# start of Listed entries
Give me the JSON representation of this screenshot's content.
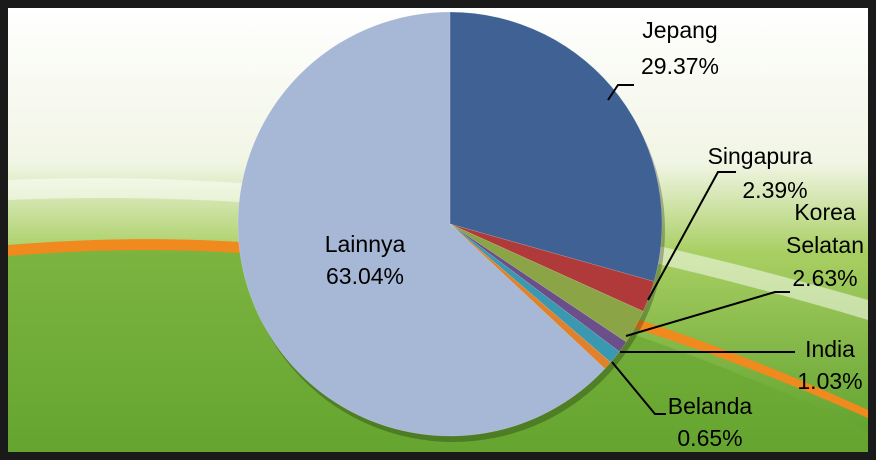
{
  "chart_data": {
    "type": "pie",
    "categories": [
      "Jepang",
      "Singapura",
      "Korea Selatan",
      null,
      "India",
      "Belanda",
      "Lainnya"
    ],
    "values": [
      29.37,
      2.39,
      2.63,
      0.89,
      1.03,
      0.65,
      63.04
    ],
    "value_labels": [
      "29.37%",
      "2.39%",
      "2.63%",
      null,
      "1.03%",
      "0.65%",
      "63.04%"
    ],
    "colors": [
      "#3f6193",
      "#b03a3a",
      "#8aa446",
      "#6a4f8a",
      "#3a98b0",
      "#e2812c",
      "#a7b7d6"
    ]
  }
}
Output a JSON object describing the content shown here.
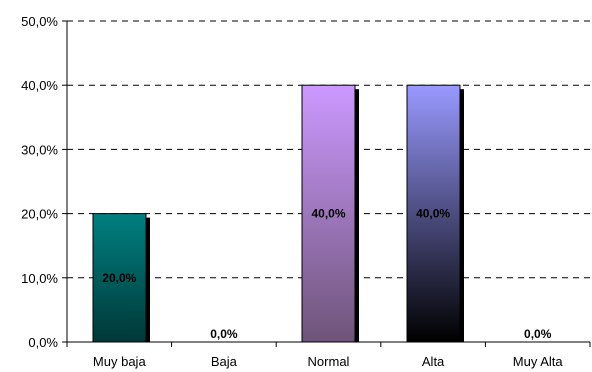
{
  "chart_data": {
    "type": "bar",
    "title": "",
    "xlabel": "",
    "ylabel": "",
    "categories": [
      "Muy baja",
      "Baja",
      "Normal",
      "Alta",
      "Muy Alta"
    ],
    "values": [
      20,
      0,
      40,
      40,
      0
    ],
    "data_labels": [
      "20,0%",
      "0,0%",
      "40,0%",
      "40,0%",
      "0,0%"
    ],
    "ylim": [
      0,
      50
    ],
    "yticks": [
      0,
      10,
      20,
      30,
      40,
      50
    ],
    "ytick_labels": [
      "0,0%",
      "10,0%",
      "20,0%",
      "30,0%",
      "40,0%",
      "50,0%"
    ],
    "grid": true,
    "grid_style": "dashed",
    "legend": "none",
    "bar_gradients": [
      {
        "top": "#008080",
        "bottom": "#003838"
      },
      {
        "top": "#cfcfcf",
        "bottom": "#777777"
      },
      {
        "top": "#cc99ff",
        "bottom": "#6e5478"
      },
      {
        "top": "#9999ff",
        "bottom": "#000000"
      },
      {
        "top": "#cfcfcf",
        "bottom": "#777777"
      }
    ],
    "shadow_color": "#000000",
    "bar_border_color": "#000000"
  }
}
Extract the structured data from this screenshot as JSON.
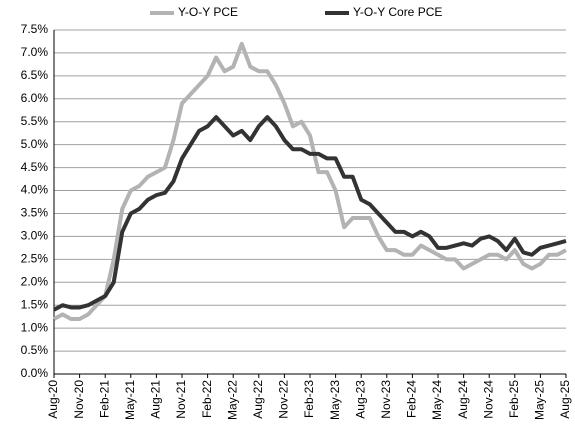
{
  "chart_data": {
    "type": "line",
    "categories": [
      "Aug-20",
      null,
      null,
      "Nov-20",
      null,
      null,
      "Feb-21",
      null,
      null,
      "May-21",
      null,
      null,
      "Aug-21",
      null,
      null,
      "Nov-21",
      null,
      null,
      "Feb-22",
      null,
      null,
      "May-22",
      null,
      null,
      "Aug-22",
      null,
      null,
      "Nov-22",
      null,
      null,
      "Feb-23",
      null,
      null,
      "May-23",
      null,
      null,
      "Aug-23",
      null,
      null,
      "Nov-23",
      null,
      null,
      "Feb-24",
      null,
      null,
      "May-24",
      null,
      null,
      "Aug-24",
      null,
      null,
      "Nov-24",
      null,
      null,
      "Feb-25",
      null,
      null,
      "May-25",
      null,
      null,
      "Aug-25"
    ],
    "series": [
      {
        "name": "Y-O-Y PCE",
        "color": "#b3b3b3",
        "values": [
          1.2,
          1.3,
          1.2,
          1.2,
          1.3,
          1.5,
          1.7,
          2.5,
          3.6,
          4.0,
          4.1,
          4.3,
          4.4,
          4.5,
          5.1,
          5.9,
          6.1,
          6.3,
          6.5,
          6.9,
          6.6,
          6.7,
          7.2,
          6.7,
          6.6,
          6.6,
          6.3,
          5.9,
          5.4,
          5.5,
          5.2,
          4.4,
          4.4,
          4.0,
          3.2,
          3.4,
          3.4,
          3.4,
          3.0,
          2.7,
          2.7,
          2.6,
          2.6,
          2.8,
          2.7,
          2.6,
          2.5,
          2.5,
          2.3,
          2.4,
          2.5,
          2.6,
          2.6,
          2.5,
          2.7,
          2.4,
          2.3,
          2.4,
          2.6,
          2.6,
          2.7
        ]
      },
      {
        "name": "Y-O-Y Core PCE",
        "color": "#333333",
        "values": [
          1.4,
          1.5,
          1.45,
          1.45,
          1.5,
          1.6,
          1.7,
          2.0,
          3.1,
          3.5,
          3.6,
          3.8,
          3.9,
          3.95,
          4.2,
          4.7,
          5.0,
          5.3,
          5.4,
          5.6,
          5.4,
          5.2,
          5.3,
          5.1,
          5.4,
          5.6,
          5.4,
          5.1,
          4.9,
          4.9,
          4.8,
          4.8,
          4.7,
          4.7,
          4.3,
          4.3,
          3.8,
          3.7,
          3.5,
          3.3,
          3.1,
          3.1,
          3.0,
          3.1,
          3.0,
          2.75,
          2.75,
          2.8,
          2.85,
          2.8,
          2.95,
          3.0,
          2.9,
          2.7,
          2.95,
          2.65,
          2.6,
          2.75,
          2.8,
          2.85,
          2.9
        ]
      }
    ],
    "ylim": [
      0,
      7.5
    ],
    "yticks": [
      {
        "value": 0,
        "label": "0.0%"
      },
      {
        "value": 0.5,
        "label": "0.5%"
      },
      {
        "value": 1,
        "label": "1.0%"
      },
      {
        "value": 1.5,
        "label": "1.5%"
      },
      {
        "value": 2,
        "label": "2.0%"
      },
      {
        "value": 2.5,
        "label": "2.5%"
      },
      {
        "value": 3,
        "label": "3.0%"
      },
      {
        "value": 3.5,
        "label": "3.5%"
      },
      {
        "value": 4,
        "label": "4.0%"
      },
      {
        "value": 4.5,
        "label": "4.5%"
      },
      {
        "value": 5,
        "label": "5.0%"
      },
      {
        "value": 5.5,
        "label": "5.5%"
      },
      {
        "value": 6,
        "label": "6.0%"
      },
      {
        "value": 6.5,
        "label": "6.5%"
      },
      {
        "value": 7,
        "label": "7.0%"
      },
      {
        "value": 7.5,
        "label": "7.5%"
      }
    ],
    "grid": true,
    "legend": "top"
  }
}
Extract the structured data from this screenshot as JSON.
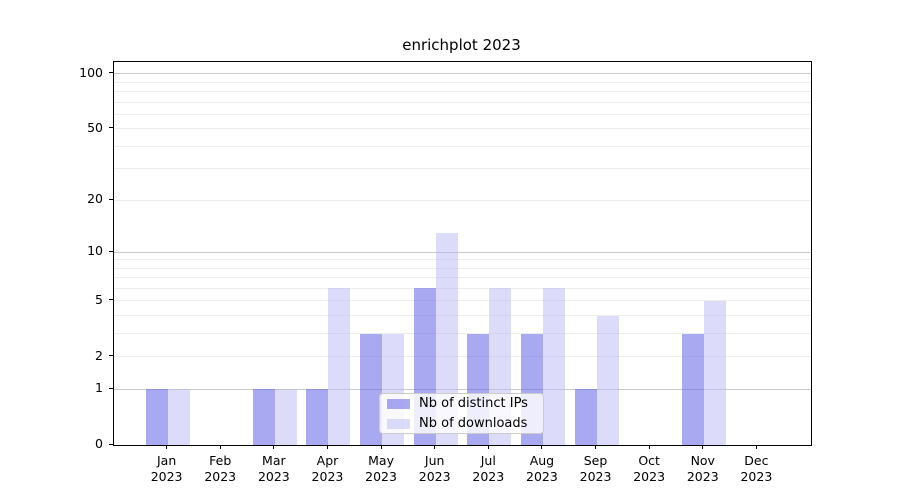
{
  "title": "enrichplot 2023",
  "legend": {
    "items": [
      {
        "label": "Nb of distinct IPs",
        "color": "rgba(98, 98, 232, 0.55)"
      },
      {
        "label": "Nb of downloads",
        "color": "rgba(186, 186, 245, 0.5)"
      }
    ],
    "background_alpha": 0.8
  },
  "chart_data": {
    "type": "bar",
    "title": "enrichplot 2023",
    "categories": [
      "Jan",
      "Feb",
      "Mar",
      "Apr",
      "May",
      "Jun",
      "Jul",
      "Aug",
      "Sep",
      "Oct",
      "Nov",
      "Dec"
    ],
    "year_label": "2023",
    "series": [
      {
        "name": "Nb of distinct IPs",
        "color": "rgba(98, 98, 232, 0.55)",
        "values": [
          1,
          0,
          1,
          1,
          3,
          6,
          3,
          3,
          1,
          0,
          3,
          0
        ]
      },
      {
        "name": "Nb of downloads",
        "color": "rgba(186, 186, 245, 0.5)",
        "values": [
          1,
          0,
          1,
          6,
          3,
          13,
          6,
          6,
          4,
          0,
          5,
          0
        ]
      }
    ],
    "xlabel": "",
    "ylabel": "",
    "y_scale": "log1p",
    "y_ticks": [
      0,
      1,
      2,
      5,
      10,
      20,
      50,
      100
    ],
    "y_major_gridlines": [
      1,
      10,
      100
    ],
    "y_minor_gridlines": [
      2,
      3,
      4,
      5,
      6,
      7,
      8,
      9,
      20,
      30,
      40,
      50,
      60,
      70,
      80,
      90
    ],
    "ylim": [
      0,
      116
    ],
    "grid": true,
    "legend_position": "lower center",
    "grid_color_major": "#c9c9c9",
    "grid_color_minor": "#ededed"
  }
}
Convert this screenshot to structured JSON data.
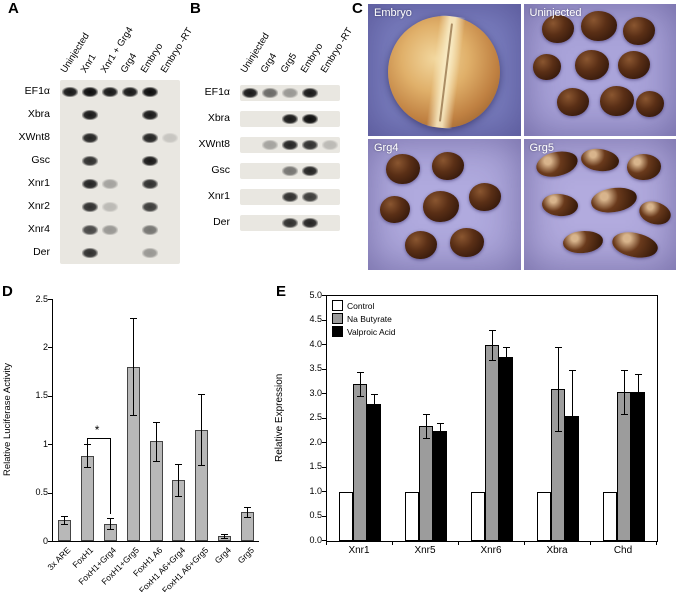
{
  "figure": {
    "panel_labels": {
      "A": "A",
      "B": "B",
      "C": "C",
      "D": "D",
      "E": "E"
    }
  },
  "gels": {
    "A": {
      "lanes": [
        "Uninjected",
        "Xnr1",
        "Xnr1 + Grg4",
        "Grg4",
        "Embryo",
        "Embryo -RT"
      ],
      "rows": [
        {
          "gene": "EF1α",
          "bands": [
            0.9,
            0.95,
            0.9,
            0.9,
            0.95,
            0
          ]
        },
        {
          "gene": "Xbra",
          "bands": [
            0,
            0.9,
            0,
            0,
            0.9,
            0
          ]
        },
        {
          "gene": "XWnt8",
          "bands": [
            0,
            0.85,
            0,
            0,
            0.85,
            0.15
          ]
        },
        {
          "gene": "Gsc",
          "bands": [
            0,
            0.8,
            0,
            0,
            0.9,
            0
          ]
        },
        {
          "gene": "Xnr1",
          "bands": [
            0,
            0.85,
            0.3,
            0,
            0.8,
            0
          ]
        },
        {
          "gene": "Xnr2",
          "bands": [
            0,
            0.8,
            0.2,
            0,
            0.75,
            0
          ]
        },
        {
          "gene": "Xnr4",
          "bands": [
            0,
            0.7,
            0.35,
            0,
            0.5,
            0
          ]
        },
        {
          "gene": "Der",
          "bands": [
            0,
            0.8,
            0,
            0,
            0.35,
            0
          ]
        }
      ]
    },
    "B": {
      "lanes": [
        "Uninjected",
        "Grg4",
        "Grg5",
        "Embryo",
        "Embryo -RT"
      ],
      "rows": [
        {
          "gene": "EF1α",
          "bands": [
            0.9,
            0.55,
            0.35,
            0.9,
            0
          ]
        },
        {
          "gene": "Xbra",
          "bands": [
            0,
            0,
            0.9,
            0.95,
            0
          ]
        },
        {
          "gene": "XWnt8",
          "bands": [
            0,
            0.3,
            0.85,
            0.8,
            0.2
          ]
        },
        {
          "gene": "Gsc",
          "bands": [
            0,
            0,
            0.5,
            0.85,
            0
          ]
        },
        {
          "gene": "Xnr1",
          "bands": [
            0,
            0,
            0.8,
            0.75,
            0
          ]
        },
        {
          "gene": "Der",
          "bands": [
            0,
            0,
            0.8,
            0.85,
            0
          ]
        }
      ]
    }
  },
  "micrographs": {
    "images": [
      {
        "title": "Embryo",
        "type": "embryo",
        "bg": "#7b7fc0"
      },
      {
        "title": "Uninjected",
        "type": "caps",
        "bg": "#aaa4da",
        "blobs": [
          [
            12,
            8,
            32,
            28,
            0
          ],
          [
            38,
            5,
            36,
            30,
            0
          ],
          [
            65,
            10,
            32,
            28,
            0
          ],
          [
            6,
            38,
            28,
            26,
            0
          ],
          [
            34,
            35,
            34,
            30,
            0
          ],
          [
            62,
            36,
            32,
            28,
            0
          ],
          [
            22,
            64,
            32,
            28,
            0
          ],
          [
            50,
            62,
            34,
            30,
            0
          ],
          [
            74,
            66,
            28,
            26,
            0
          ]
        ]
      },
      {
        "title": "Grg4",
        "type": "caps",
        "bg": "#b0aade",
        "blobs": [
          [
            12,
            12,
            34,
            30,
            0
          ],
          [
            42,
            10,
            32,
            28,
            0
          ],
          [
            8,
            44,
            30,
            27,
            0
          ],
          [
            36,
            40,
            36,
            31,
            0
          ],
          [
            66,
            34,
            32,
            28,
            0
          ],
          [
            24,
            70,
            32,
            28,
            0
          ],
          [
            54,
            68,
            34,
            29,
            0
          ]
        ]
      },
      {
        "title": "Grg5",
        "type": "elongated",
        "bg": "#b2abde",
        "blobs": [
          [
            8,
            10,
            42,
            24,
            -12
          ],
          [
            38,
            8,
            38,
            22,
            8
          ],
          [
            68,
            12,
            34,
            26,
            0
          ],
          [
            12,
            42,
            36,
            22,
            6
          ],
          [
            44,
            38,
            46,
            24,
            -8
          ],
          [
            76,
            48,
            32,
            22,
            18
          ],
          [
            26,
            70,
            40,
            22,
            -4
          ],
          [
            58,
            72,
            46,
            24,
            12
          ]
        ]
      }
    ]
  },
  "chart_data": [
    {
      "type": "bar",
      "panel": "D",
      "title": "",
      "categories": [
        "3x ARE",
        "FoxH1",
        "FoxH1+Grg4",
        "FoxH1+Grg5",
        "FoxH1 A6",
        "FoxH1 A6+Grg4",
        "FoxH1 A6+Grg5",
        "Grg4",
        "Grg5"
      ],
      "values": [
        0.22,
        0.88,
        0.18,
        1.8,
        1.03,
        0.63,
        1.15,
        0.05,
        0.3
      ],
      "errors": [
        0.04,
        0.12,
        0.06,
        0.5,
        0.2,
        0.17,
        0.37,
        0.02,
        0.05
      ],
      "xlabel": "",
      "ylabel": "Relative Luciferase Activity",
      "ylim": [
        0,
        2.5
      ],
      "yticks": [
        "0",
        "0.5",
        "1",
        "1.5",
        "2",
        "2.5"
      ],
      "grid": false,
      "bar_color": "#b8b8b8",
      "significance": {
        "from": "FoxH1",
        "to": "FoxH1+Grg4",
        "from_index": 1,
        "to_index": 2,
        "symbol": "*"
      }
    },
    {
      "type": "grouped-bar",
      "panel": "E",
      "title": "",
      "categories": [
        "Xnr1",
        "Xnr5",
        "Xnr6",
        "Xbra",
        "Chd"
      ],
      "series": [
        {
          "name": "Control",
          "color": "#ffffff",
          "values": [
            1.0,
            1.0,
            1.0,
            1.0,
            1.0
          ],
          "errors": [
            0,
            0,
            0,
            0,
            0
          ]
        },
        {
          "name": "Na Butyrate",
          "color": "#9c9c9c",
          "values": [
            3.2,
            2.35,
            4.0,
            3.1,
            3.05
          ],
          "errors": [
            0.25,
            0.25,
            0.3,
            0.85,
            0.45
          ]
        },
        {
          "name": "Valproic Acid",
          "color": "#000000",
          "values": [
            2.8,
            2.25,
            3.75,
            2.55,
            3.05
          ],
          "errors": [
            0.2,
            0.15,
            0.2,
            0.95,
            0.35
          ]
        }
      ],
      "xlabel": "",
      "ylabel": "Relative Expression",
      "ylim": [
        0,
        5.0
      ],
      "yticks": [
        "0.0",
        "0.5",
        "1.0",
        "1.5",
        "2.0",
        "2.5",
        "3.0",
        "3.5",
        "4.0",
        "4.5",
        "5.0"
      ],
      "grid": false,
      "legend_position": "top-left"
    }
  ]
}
# end of Listed entries
# Task statement
List the lines of the records where "JSON" occurs.

# Task output
Give me the JSON representation of this screenshot's content.
Output a JSON object describing the content shown here.
Extract the structured data from this screenshot as JSON.
Extract the structured data from this screenshot as JSON.
Convert this screenshot to structured JSON data.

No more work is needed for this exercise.